Job
For the material that follows, list every line containing the word "this".

Source data

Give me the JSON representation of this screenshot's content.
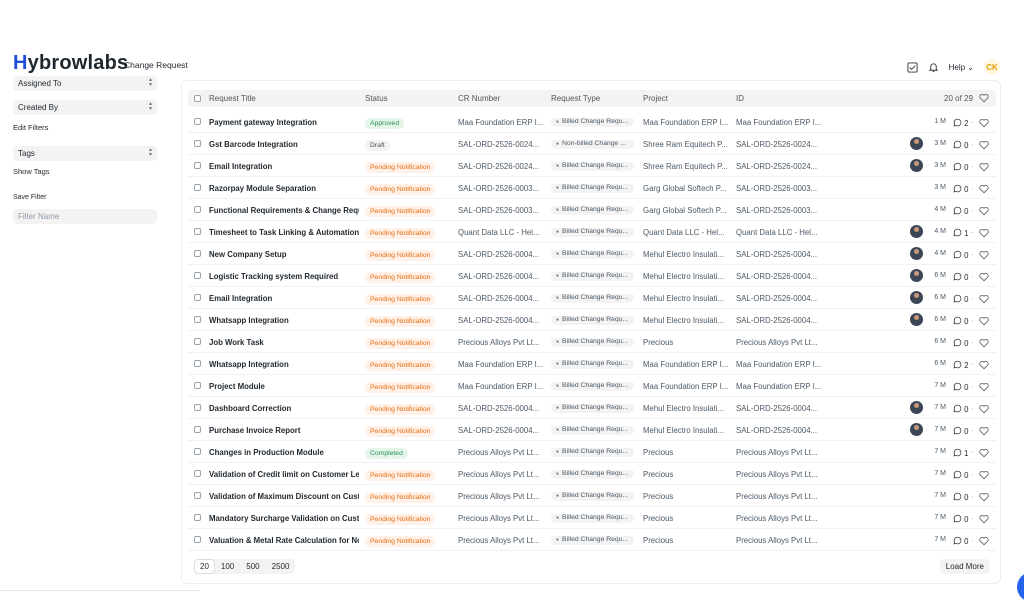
{
  "brand": {
    "logo_first": "H",
    "logo_rest": "ybrowlabs"
  },
  "breadcrumb": {
    "current": "Change Request"
  },
  "navbar": {
    "help_label": "Help",
    "user_initials": "CK"
  },
  "sidebar": {
    "assigned_to": "Assigned To",
    "created_by": "Created By",
    "edit_filters": "Edit Filters",
    "tags": "Tags",
    "show_tags": "Show Tags",
    "save_filter": "Save Filter",
    "filter_name_placeholder": "Filter Name"
  },
  "table": {
    "headers": {
      "title": "Request Title",
      "status": "Status",
      "cr": "CR Number",
      "type": "Request Type",
      "project": "Project",
      "id": "ID"
    },
    "count_label": "20 of 29",
    "rows": [
      {
        "title": "Payment gateway Integration",
        "status": "Approved",
        "status_kind": "approved",
        "cr": "Maa Foundation ERP I...",
        "type": "Billed Change Requ...",
        "project": "Maa Foundation ERP I...",
        "id": "Maa Foundation ERP I...",
        "avatar": false,
        "age": "1 M",
        "comments": "2"
      },
      {
        "title": "Gst Barcode Integration",
        "status": "Draft",
        "status_kind": "draft",
        "cr": "SAL-ORD-2526-0024...",
        "type": "Non-billed Change ...",
        "project": "Shree Ram Equitech P...",
        "id": "SAL-ORD-2526-0024...",
        "avatar": true,
        "age": "3 M",
        "comments": "0"
      },
      {
        "title": "Email Integration",
        "status": "Pending Notification",
        "status_kind": "pending",
        "cr": "SAL-ORD-2526-0024...",
        "type": "Billed Change Requ...",
        "project": "Shree Ram Equitech P...",
        "id": "SAL-ORD-2526-0024...",
        "avatar": true,
        "age": "3 M",
        "comments": "0"
      },
      {
        "title": "Razorpay Module Separation",
        "status": "Pending Notification",
        "status_kind": "pending",
        "cr": "SAL-ORD-2526-0003...",
        "type": "Billed Change Requ...",
        "project": "Garg Global Softech P...",
        "id": "SAL-ORD-2526-0003...",
        "avatar": false,
        "age": "3 M",
        "comments": "0"
      },
      {
        "title": "Functional Requirements & Change Requ",
        "status": "Pending Notification",
        "status_kind": "pending",
        "cr": "SAL-ORD-2526-0003...",
        "type": "Billed Change Requ...",
        "project": "Garg Global Softech P...",
        "id": "SAL-ORD-2526-0003...",
        "avatar": false,
        "age": "4 M",
        "comments": "0"
      },
      {
        "title": "Timesheet to Task Linking & Automation",
        "status": "Pending Notification",
        "status_kind": "pending",
        "cr": "Quant Data LLC - Hel...",
        "type": "Billed Change Requ...",
        "project": "Quant Data LLC - Hel...",
        "id": "Quant Data LLC - Hel...",
        "avatar": true,
        "age": "4 M",
        "comments": "1"
      },
      {
        "title": "New Company Setup",
        "status": "Pending Notification",
        "status_kind": "pending",
        "cr": "SAL-ORD-2526-0004...",
        "type": "Billed Change Requ...",
        "project": "Mehul Electro Insulati...",
        "id": "SAL-ORD-2526-0004...",
        "avatar": true,
        "age": "4 M",
        "comments": "0"
      },
      {
        "title": "Logistic Tracking system Required",
        "status": "Pending Notification",
        "status_kind": "pending",
        "cr": "SAL-ORD-2526-0004...",
        "type": "Billed Change Requ...",
        "project": "Mehul Electro Insulati...",
        "id": "SAL-ORD-2526-0004...",
        "avatar": true,
        "age": "6 M",
        "comments": "0"
      },
      {
        "title": "Email Integration",
        "status": "Pending Notification",
        "status_kind": "pending",
        "cr": "SAL-ORD-2526-0004...",
        "type": "Billed Change Requ...",
        "project": "Mehul Electro Insulati...",
        "id": "SAL-ORD-2526-0004...",
        "avatar": true,
        "age": "6 M",
        "comments": "0"
      },
      {
        "title": "Whatsapp Integration",
        "status": "Pending Notification",
        "status_kind": "pending",
        "cr": "SAL-ORD-2526-0004...",
        "type": "Billed Change Requ...",
        "project": "Mehul Electro Insulati...",
        "id": "SAL-ORD-2526-0004...",
        "avatar": true,
        "age": "6 M",
        "comments": "0"
      },
      {
        "title": "Job Work Task",
        "status": "Pending Notification",
        "status_kind": "pending",
        "cr": "Precious Alloys Pvt Lt...",
        "type": "Billed Change Requ...",
        "project": "Precious",
        "id": "Precious Alloys Pvt Lt...",
        "avatar": false,
        "age": "6 M",
        "comments": "0"
      },
      {
        "title": "Whatsapp Integration",
        "status": "Pending Notification",
        "status_kind": "pending",
        "cr": "Maa Foundation ERP I...",
        "type": "Billed Change Requ...",
        "project": "Maa Foundation ERP I...",
        "id": "Maa Foundation ERP I...",
        "avatar": false,
        "age": "6 M",
        "comments": "2"
      },
      {
        "title": "Project Module",
        "status": "Pending Notification",
        "status_kind": "pending",
        "cr": "Maa Foundation ERP I...",
        "type": "Billed Change Requ...",
        "project": "Maa Foundation ERP I...",
        "id": "Maa Foundation ERP I...",
        "avatar": false,
        "age": "7 M",
        "comments": "0"
      },
      {
        "title": "Dashboard Correction",
        "status": "Pending Notification",
        "status_kind": "pending",
        "cr": "SAL-ORD-2526-0004...",
        "type": "Billed Change Requ...",
        "project": "Mehul Electro Insulati...",
        "id": "SAL-ORD-2526-0004...",
        "avatar": true,
        "age": "7 M",
        "comments": "0"
      },
      {
        "title": "Purchase Invoice Report",
        "status": "Pending Notification",
        "status_kind": "pending",
        "cr": "SAL-ORD-2526-0004...",
        "type": "Billed Change Requ...",
        "project": "Mehul Electro Insulati...",
        "id": "SAL-ORD-2526-0004...",
        "avatar": true,
        "age": "7 M",
        "comments": "0"
      },
      {
        "title": "Changes in Production Module",
        "status": "Completed",
        "status_kind": "completed",
        "cr": "Precious Alloys Pvt Lt...",
        "type": "Billed Change Requ...",
        "project": "Precious",
        "id": "Precious Alloys Pvt Lt...",
        "avatar": false,
        "age": "7 M",
        "comments": "1"
      },
      {
        "title": "Validation of Credit limit on Customer Le",
        "status": "Pending Notification",
        "status_kind": "pending",
        "cr": "Precious Alloys Pvt Lt...",
        "type": "Billed Change Requ...",
        "project": "Precious",
        "id": "Precious Alloys Pvt Lt...",
        "avatar": false,
        "age": "7 M",
        "comments": "0"
      },
      {
        "title": "Validation of Maximum Discount on Cust",
        "status": "Pending Notification",
        "status_kind": "pending",
        "cr": "Precious Alloys Pvt Lt...",
        "type": "Billed Change Requ...",
        "project": "Precious",
        "id": "Precious Alloys Pvt Lt...",
        "avatar": false,
        "age": "7 M",
        "comments": "0"
      },
      {
        "title": "Mandatory Surcharge Validation on Cust",
        "status": "Pending Notification",
        "status_kind": "pending",
        "cr": "Precious Alloys Pvt Lt...",
        "type": "Billed Change Requ...",
        "project": "Precious",
        "id": "Precious Alloys Pvt Lt...",
        "avatar": false,
        "age": "7 M",
        "comments": "0"
      },
      {
        "title": "Valuation & Metal Rate Calculation for No",
        "status": "Pending Notification",
        "status_kind": "pending",
        "cr": "Precious Alloys Pvt Lt...",
        "type": "Billed Change Requ...",
        "project": "Precious",
        "id": "Precious Alloys Pvt Lt...",
        "avatar": false,
        "age": "7 M",
        "comments": "0"
      }
    ]
  },
  "paging": {
    "sizes": [
      "20",
      "100",
      "500",
      "2500"
    ],
    "load_more": "Load More"
  }
}
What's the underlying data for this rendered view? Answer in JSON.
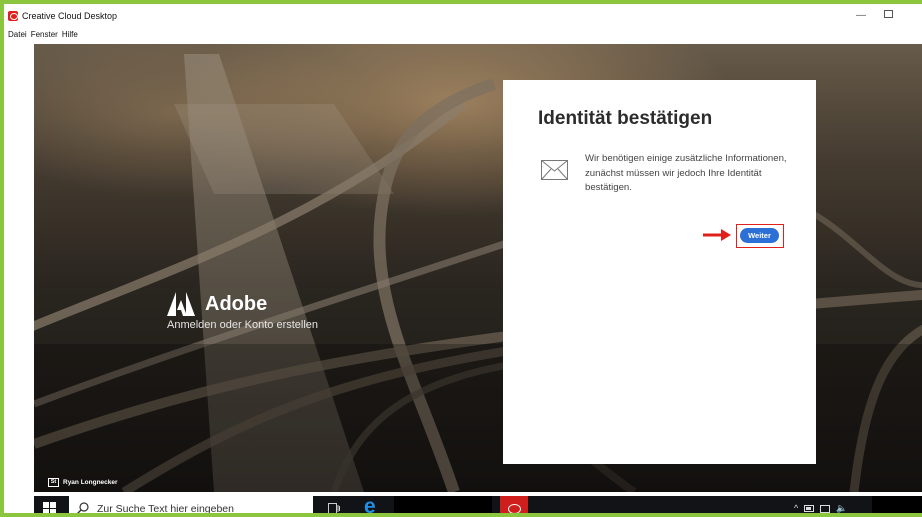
{
  "window": {
    "title": "Creative Cloud Desktop",
    "controls": {
      "minimize": "—"
    }
  },
  "menu": {
    "items": [
      "Datei",
      "Fenster",
      "Hilfe"
    ]
  },
  "brand": {
    "name": "Adobe",
    "tagline": "Anmelden oder Konto erstellen"
  },
  "photo_credit": {
    "icon_text": "St",
    "name": "Ryan Longnecker"
  },
  "dialog": {
    "title": "Identität bestätigen",
    "message": "Wir benötigen einige zusätzliche Informationen, zunächst müssen wir jedoch Ihre Identität bestätigen.",
    "continue_button": "Weiter",
    "icon": "mail-icon"
  },
  "colors": {
    "accent": "#2c6fd6",
    "highlight": "#e0201b",
    "frame": "#8cc63f",
    "taskbar": "#111316",
    "adobe_red": "#cf1f1c"
  },
  "taskbar": {
    "search_placeholder": "Zur Suche Text hier eingeben",
    "edge_glyph": "e",
    "volume_glyph": "🔈"
  }
}
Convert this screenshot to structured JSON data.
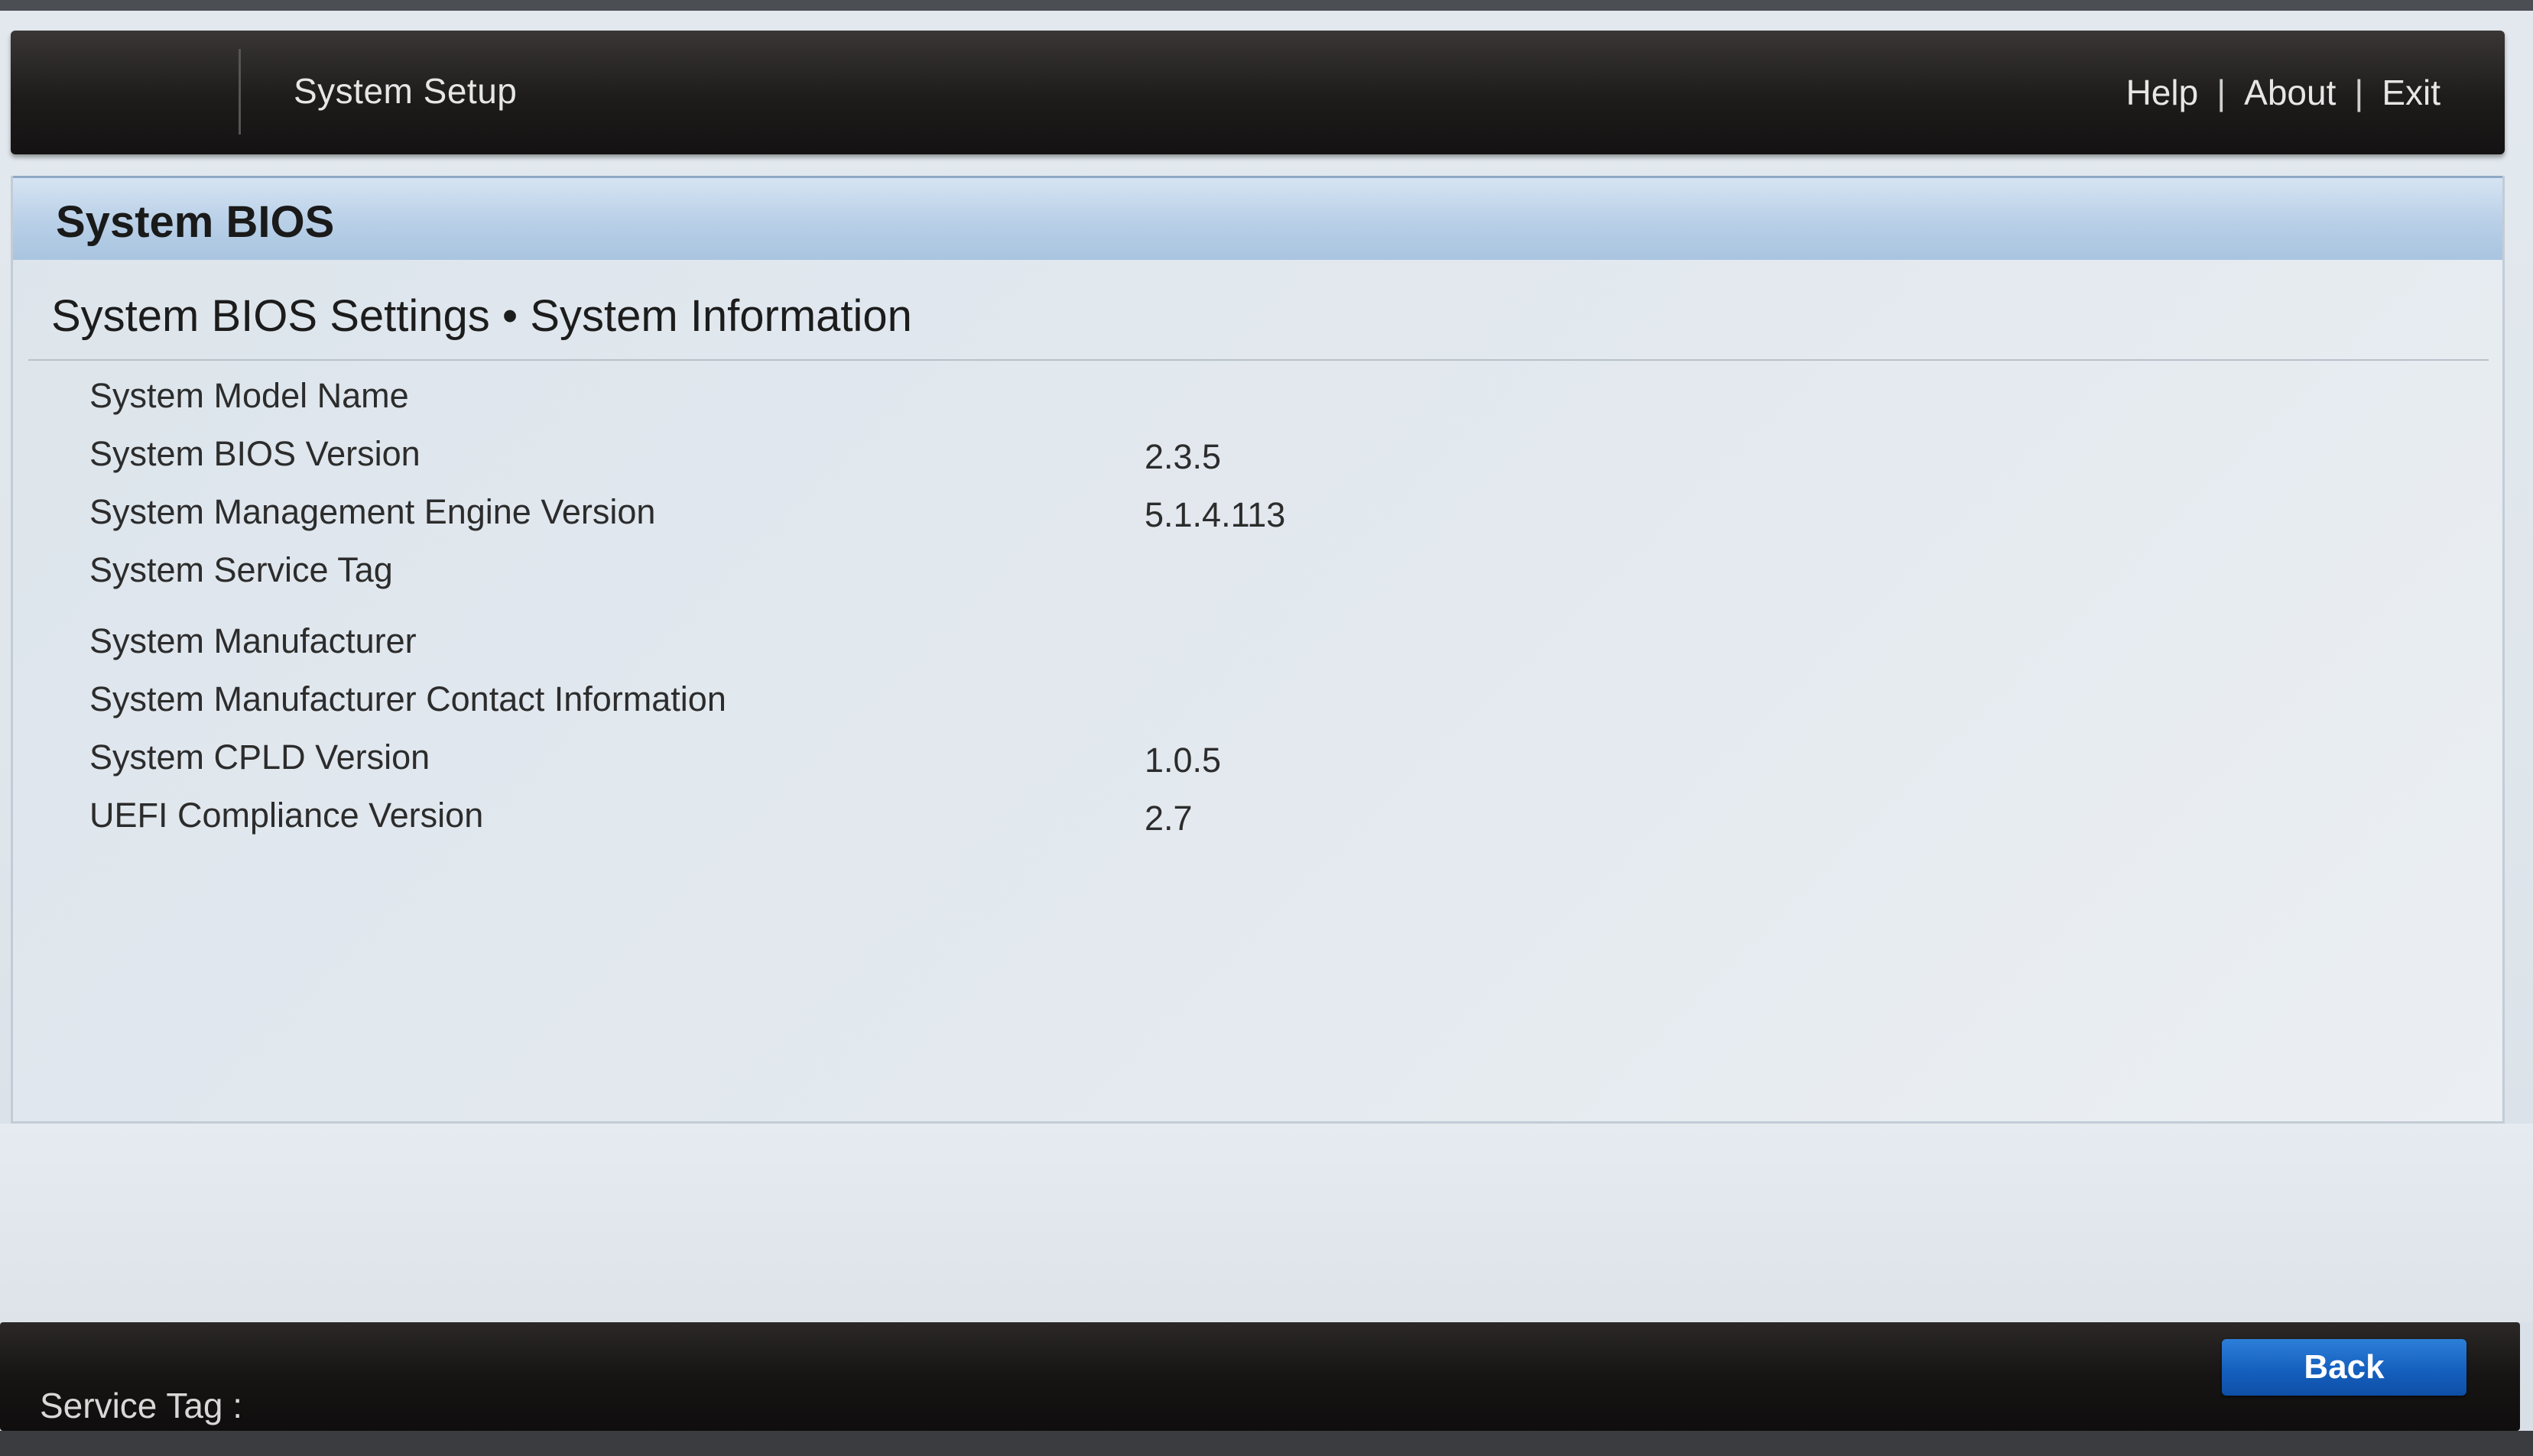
{
  "header": {
    "app_title": "System Setup",
    "links": [
      "Help",
      "About",
      "Exit"
    ],
    "separator": "|"
  },
  "panel": {
    "title": "System BIOS",
    "section_title": "System BIOS Settings • System Information",
    "rows": [
      {
        "label": "System Model Name",
        "value": ""
      },
      {
        "label": "System BIOS Version",
        "value": "2.3.5"
      },
      {
        "label": "System Management Engine Version",
        "value": "5.1.4.113"
      },
      {
        "label": "System Service Tag",
        "value": ""
      },
      {
        "label": "System Manufacturer",
        "value": ""
      },
      {
        "label": "System Manufacturer Contact Information",
        "value": ""
      },
      {
        "label": "System CPLD Version",
        "value": "1.0.5"
      },
      {
        "label": "UEFI Compliance Version",
        "value": "2.7"
      }
    ]
  },
  "footer": {
    "service_tag_label": "Service Tag :",
    "back_label": "Back"
  },
  "colors": {
    "accent_button": "#1560bf",
    "header_bg": "#1e1b1b",
    "panel_header_bg": "#b8cfe7"
  }
}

Solved exercise
Give me the JSON representation of this screenshot's content.
What's the underlying data for this rendered view? Answer in JSON.
Convert this screenshot to structured JSON data.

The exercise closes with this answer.